■ **Data excerpts**
◆ ◆ ◆ ◆ ◆ ◆ ◆
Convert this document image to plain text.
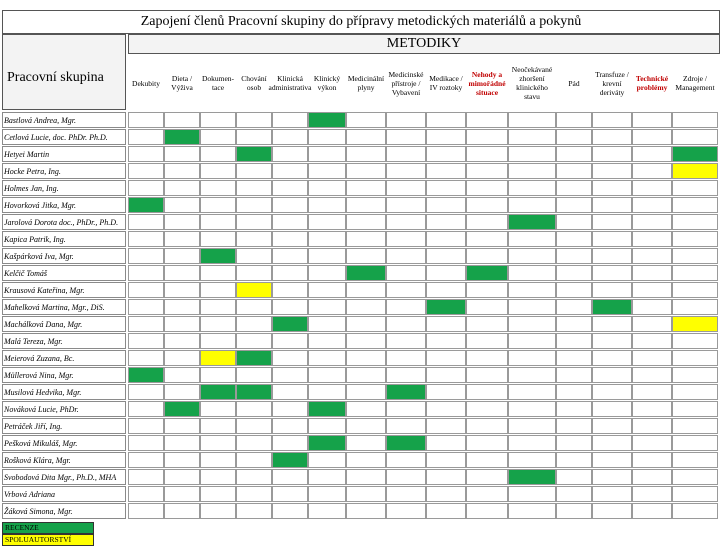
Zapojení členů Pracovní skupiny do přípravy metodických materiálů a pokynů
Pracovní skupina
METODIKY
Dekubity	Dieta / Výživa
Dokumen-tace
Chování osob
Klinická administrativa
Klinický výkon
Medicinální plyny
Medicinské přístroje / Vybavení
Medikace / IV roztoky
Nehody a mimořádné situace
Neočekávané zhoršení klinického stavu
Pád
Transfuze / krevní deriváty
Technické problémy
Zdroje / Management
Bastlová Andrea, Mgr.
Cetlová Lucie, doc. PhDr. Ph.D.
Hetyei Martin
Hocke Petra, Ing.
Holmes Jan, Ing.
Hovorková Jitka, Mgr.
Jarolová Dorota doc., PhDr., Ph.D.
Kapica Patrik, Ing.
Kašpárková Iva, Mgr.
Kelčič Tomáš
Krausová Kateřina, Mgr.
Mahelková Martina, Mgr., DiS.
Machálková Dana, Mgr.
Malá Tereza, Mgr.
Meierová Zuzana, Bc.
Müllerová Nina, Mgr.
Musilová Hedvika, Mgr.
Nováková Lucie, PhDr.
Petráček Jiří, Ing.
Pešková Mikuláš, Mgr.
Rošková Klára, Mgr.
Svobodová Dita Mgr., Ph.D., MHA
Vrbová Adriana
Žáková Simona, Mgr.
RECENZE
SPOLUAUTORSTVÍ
◆ ◆ ◆ ◆ ◆ ◆ ◆
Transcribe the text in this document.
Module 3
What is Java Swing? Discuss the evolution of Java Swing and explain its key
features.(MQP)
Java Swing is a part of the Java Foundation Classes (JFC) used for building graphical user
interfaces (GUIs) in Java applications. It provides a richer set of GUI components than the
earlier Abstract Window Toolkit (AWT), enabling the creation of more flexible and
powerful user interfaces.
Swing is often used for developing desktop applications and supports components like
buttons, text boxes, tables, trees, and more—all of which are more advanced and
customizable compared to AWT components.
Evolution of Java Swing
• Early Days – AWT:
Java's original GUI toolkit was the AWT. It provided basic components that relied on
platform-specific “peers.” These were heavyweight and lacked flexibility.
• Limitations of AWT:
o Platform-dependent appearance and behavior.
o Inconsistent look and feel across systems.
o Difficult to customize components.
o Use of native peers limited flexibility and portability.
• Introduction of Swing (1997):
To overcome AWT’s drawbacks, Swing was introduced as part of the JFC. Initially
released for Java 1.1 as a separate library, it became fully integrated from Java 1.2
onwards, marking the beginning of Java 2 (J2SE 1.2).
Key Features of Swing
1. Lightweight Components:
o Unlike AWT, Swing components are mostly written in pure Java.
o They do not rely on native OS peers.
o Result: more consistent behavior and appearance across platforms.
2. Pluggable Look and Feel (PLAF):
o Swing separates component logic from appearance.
◆ ◆ ◆ ◆ ◆ ◆ ◆
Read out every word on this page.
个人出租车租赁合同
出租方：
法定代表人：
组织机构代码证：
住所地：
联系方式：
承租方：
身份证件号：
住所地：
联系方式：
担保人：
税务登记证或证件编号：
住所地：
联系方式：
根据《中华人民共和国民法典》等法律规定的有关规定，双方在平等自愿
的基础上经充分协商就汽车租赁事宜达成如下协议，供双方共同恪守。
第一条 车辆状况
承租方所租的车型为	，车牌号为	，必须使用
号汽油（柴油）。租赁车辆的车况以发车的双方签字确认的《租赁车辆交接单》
◆ ◆ ◆ ◆ ◆ ◆ ◆
■ **Directions**
Lines containing the string "peers" are to be selected and copied.

■ **Output of the task**
platform-specific “peers.” These were heavyweight and lacked flexibility.
o Use of native peers limited flexibility and portability.
o They do not rely on native OS peers.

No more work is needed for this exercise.